◆ Work to do: Images do not belong in the copy. Retype all the entries below exactly.

◆ Provided data:
........

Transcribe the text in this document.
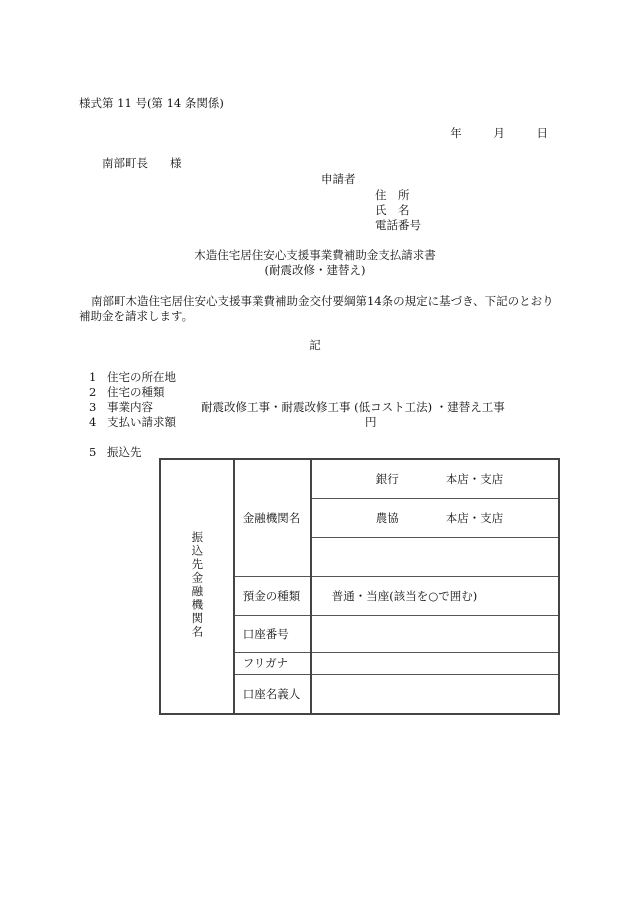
様式第 11 号(第 14 条関係)
年	月	日
南部町長 様
申請者
住　所
氏　名
電話番号
木造住宅居住安心支援事業費補助金支払請求書
(耐震改修・建替え)
南部町木造住宅居住安心支援事業費補助金交付要綱第14条の規定に基づき、下記のとおり補助金を請求します。
記
1 住宅の所在地
2 住宅の種類
3 事業内容	耐震改修工事・耐震改修工事 (低コスト工法) ・建替え工事
4 支払い請求額	円
5 振込先
振込先金融機関名	金融機関名	銀行 本店・支店

		農協 本店・支店

	預金の種類	普通・当座(該当を○で囲む)
	口座番号	
	フリガナ	
	口座名義人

........

◆ Full answer:
Transcribe the text in this document.
様式第 11 号(第 14 条関係)
年	月	日
南部町長 様
申請者
住　所
氏　名
電話番号
木造住宅居住安心支援事業費補助金支払請求書
(耐震改修・建替え)
南部町木造住宅居住安心支援事業費補助金交付要綱第14条の規定に基づき、下記のとおり補助金を請求します。
記
1 住宅の所在地
2 住宅の種類
3 事業内容	耐震改修工事・耐震改修工事 (低コスト工法) ・建替え工事
4 支払い請求額	円
5 振込先
振込先金融機関名	金融機関名	銀行 本店・支店

		農協 本店・支店

	預金の種類	普通・当座(該当を○で囲む)
	口座番号	
	フリガナ	
	口座名義人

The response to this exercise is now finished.